* Task details *
Leave out the pictures and transcribe the rest of the records exactly.

* Supplied records *
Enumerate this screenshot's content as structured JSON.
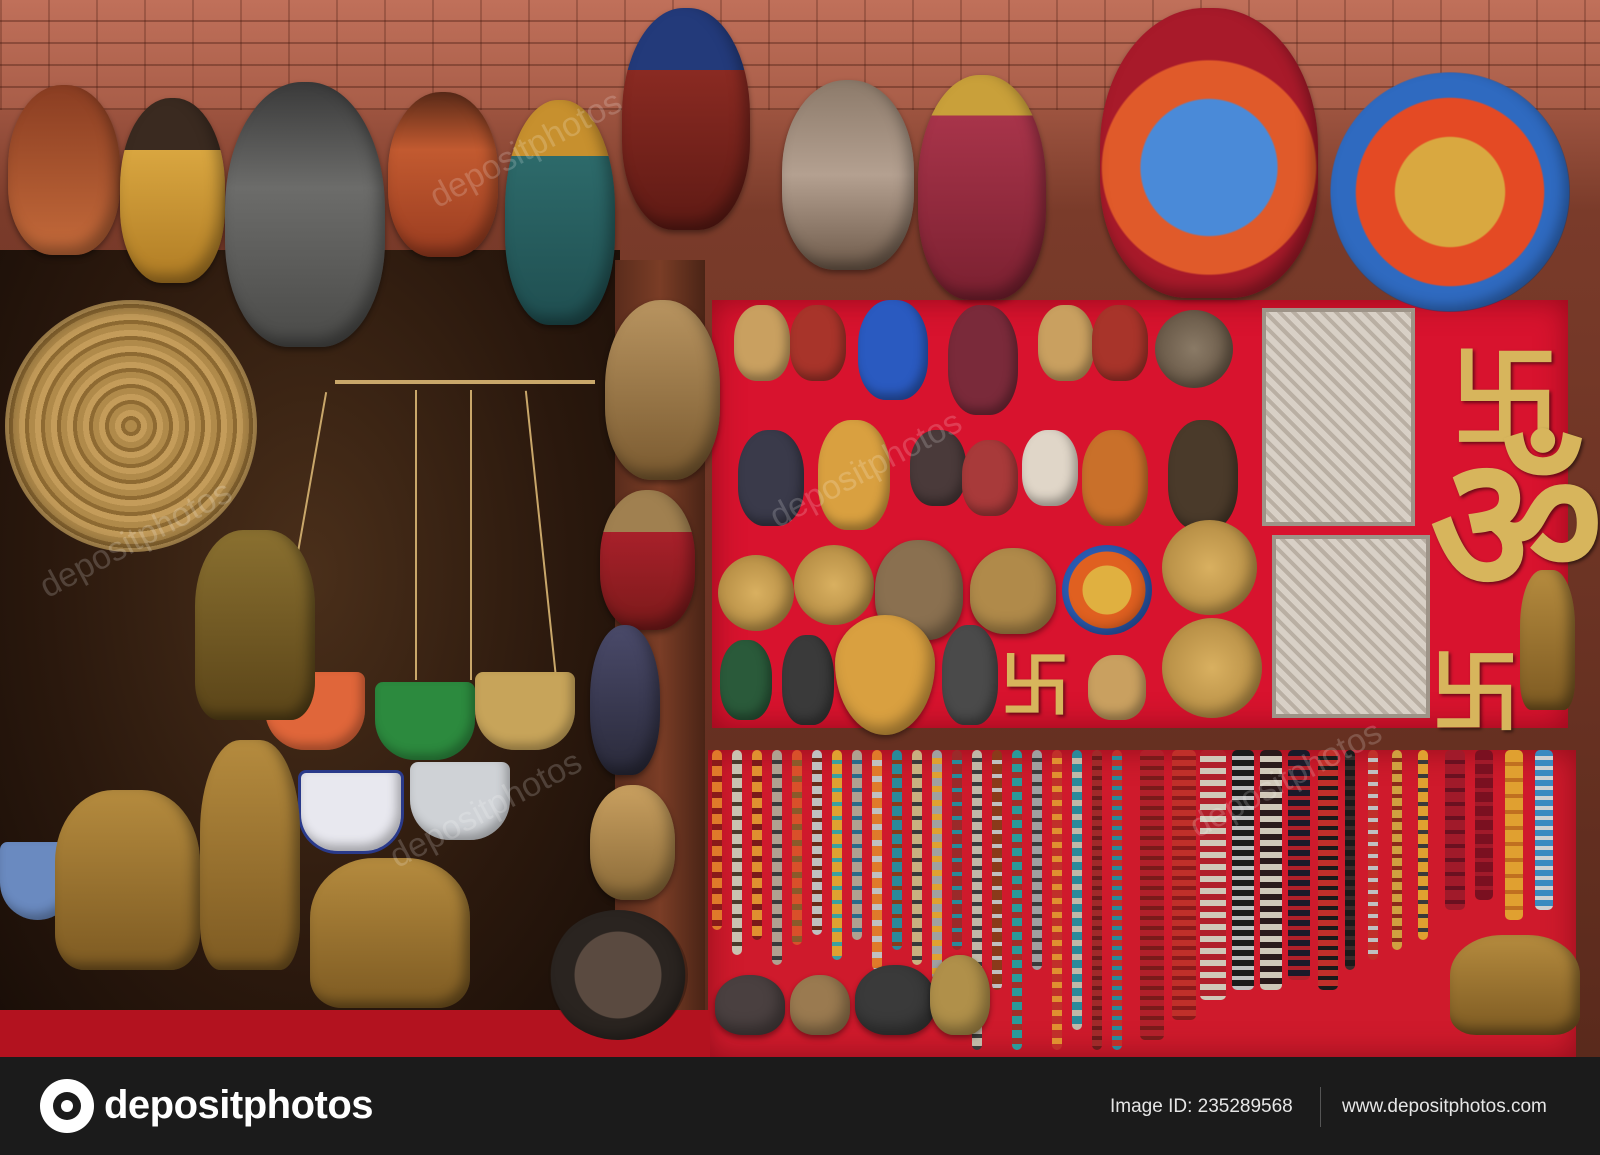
{
  "footer": {
    "logo_text": "depositphotos",
    "image_id": "Image ID: 235289568",
    "site": "www.depositphotos.com"
  },
  "watermark": "depositphotos",
  "colors": {
    "panel_red": "#d8132e",
    "footer_bg": "#1b1b1b",
    "brass": "#b58b3e"
  }
}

* Answer to this problem *
Enumerate this screenshot's content as structured JSON.
{
  "footer": {
    "logo_text": "depositphotos",
    "image_id": "Image ID: 235289568",
    "site": "www.depositphotos.com"
  },
  "watermark": "depositphotos",
  "colors": {
    "panel_red": "#d8132e",
    "footer_bg": "#1b1b1b",
    "brass": "#b58b3e"
  }
}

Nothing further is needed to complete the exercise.